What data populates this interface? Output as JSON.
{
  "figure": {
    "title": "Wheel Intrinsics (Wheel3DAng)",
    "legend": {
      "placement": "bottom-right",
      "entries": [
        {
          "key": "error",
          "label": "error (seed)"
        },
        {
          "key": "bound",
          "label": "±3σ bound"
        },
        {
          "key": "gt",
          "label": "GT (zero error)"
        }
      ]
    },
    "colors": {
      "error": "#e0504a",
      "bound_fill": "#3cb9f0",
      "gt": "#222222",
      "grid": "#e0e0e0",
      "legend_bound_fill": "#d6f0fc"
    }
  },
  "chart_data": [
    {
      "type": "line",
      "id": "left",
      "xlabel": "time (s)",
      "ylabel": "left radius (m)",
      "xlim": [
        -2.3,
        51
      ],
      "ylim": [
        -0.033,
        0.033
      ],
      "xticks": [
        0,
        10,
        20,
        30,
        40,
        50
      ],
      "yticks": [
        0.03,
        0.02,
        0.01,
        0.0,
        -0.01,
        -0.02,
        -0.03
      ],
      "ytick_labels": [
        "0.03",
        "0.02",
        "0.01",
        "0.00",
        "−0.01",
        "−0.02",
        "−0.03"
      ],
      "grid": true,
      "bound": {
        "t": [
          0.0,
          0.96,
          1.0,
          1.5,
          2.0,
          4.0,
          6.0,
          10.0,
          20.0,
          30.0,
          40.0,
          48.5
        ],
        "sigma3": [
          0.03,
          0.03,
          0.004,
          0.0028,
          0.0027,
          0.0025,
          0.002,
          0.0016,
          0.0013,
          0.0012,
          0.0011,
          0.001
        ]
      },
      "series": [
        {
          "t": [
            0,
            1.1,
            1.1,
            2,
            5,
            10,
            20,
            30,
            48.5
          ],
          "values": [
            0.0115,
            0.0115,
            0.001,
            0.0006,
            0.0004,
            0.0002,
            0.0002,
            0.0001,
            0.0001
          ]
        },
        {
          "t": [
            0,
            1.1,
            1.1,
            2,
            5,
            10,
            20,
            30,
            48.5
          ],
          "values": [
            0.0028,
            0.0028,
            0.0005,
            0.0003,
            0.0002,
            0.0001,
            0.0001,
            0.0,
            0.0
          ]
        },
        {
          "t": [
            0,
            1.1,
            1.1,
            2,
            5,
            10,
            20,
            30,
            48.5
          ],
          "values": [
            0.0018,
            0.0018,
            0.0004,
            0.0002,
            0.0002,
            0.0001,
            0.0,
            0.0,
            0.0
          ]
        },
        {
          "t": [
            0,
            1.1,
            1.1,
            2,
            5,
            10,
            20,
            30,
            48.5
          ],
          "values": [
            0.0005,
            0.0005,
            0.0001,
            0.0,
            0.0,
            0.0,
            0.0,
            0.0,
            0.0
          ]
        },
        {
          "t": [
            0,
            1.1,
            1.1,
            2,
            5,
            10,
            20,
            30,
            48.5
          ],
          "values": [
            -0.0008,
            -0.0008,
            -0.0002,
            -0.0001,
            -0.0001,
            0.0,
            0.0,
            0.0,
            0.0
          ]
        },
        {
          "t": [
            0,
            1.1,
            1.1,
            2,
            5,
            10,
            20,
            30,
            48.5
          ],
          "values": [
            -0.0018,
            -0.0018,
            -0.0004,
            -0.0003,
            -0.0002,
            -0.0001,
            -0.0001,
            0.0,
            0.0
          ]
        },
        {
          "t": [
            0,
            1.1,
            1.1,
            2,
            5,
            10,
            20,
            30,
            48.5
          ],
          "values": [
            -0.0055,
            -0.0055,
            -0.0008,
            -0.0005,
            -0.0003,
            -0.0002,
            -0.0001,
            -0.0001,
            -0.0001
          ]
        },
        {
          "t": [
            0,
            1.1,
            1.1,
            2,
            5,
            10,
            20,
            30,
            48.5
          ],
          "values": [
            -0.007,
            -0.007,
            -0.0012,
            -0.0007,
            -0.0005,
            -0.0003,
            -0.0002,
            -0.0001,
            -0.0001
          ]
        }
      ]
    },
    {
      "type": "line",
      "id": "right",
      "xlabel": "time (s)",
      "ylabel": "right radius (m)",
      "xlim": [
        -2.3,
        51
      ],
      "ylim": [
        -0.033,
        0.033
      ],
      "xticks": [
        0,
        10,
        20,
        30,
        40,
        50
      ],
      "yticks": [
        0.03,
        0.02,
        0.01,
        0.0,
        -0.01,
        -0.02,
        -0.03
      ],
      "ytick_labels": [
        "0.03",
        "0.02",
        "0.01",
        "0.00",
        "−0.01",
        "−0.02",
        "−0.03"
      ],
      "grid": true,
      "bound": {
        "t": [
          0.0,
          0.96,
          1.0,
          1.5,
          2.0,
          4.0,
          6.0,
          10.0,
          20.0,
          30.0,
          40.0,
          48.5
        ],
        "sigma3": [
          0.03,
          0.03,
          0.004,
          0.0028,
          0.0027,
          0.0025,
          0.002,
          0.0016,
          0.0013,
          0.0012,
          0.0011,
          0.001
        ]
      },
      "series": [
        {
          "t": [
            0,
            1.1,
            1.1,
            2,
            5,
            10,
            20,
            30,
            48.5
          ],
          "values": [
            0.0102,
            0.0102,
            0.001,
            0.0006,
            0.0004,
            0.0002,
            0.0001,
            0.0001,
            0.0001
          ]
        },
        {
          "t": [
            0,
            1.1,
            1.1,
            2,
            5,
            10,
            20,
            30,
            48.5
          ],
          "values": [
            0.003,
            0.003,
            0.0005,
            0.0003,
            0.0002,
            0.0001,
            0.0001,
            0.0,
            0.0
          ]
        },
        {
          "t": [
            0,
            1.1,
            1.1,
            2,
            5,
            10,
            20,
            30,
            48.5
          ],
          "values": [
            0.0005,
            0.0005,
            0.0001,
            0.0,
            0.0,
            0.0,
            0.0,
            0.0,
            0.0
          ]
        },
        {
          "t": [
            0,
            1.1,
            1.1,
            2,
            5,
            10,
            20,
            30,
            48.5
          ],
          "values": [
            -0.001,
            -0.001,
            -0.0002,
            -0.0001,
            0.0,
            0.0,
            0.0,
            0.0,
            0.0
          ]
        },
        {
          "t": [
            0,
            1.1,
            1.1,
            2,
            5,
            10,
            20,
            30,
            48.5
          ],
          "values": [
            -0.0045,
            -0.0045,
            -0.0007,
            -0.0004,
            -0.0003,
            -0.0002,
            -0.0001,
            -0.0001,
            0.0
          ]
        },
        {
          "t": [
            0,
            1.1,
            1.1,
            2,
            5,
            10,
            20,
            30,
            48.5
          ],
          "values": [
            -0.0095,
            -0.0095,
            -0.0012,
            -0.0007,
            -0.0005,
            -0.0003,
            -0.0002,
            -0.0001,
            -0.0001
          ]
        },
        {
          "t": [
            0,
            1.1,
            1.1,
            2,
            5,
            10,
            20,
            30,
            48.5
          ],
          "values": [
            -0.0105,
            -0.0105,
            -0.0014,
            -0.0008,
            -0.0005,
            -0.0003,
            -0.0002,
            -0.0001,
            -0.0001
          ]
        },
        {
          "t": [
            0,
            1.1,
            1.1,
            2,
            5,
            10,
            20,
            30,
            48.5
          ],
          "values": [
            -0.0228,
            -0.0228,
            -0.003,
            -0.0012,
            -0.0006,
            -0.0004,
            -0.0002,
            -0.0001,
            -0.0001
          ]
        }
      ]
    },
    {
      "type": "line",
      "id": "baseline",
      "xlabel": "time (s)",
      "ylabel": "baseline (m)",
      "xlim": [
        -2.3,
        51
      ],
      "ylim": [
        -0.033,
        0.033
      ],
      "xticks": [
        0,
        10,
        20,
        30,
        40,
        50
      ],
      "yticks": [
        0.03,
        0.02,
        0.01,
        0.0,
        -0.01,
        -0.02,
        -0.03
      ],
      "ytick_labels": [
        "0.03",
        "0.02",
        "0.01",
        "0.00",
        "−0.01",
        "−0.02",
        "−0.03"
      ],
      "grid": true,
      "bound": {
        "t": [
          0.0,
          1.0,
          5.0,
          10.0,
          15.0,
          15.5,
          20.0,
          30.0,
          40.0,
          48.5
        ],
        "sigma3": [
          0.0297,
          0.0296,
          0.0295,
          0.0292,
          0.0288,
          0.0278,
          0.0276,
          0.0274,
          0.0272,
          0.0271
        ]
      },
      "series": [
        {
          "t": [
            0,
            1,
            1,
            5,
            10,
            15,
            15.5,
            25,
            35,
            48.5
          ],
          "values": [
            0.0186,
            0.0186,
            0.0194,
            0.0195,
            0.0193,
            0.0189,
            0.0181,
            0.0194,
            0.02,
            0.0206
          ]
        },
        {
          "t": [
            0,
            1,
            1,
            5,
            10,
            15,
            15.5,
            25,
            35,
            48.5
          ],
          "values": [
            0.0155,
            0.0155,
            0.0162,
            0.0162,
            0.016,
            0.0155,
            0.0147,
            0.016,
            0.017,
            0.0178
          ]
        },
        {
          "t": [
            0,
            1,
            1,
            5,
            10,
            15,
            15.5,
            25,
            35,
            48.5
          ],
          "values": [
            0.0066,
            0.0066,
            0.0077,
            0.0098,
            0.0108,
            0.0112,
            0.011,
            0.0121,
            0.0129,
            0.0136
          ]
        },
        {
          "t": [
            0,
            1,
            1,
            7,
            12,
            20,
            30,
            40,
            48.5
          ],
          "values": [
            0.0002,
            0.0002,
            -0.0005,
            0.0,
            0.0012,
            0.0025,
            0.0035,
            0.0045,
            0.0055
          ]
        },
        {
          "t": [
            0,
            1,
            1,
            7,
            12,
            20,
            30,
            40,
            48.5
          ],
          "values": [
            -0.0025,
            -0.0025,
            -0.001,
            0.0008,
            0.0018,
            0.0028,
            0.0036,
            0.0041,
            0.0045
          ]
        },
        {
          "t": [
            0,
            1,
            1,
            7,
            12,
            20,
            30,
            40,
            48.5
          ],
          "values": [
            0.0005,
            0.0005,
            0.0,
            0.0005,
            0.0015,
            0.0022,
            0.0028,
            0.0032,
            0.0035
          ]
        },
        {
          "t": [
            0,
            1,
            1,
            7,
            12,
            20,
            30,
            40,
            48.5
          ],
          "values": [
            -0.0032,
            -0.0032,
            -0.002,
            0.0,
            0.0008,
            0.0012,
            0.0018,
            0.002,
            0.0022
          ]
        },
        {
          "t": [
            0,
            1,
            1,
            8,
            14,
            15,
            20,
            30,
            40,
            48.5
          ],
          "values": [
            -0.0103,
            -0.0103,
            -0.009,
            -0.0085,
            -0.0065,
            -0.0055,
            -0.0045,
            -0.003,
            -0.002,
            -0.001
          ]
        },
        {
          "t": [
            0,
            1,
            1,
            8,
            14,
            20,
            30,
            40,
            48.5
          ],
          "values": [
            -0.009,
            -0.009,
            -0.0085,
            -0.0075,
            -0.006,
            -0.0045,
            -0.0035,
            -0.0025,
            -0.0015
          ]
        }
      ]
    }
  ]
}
—————
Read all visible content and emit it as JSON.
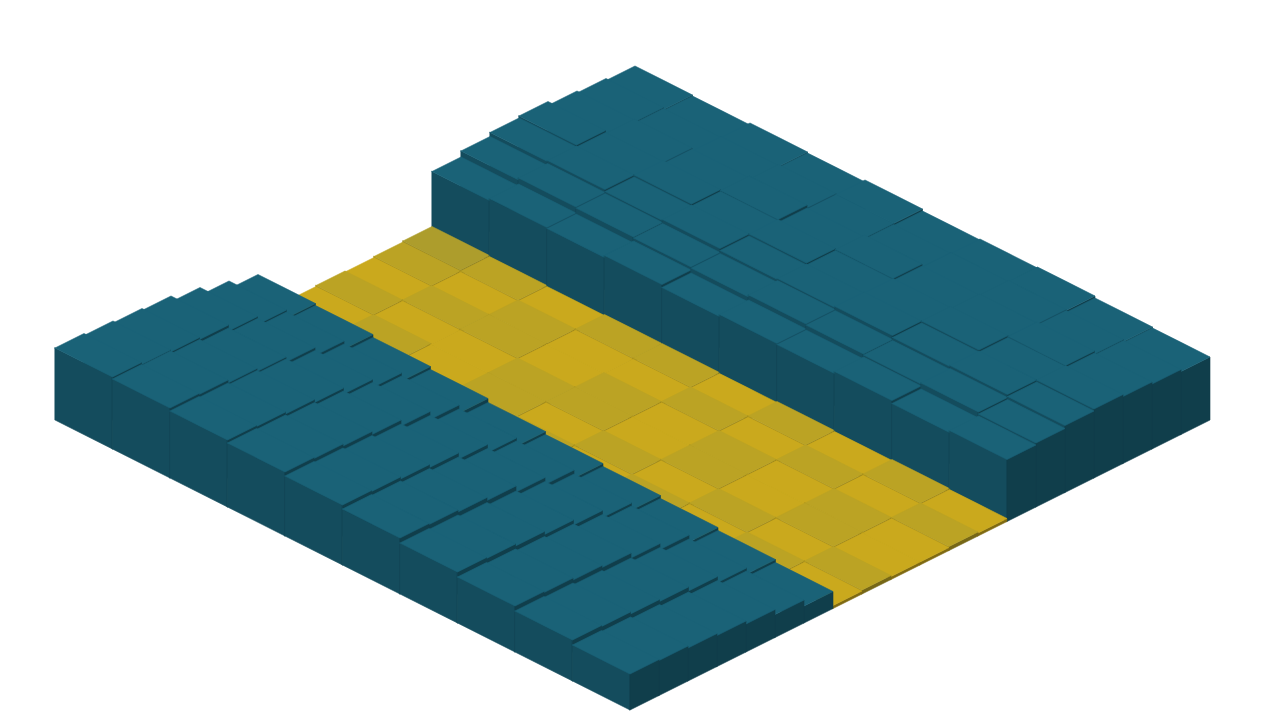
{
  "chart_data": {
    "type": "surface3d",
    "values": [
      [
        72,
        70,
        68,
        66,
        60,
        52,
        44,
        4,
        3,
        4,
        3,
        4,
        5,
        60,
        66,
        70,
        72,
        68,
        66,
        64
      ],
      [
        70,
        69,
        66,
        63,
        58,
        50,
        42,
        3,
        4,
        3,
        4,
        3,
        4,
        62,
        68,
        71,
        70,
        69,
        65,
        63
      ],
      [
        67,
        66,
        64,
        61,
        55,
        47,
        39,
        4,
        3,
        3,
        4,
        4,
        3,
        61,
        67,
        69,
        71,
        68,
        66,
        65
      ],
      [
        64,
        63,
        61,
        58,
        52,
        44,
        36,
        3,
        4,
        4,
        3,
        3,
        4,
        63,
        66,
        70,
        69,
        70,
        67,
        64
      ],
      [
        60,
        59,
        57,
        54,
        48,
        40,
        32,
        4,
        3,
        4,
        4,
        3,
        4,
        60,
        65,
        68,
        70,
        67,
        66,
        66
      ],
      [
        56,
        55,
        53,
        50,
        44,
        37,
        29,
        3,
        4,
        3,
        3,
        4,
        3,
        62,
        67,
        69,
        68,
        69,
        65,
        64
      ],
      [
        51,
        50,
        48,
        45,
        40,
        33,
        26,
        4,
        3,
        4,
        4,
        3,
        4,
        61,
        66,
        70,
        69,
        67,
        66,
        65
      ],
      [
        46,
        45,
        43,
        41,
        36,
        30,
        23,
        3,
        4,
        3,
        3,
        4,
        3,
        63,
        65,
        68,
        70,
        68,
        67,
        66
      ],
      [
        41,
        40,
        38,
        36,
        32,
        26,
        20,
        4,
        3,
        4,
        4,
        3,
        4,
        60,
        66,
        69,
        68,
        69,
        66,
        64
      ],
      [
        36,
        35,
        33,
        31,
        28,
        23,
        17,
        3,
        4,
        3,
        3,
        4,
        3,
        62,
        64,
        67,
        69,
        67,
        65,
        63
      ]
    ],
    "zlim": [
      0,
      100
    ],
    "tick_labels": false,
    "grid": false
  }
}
—————
» **Problem description**:
Copy each line of the listing that includes "right".

» **Finished exercise**:
      "placement": "bottom-right",
      "id": "right",
      "ylabel": "right radius (m)",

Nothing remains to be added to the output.